Exercise aim –
Repeat each line of the material below exactly as it appears, minus any pictures.

(Extracts from a graphics dataset)
##########

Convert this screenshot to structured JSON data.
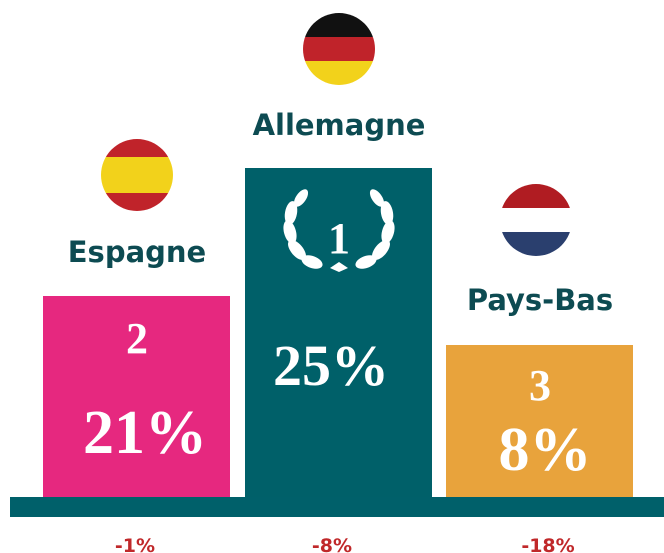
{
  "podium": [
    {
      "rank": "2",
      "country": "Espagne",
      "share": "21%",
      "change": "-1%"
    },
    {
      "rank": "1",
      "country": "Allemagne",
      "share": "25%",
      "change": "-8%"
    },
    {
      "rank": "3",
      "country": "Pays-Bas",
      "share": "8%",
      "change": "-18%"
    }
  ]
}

##########

Output –
Convert this screenshot to structured JSON data.
{
  "podium": [
    {
      "rank": "2",
      "country": "Espagne",
      "share": "21%",
      "change": "-1%"
    },
    {
      "rank": "1",
      "country": "Allemagne",
      "share": "25%",
      "change": "-8%"
    },
    {
      "rank": "3",
      "country": "Pays-Bas",
      "share": "8%",
      "change": "-18%"
    }
  ]
}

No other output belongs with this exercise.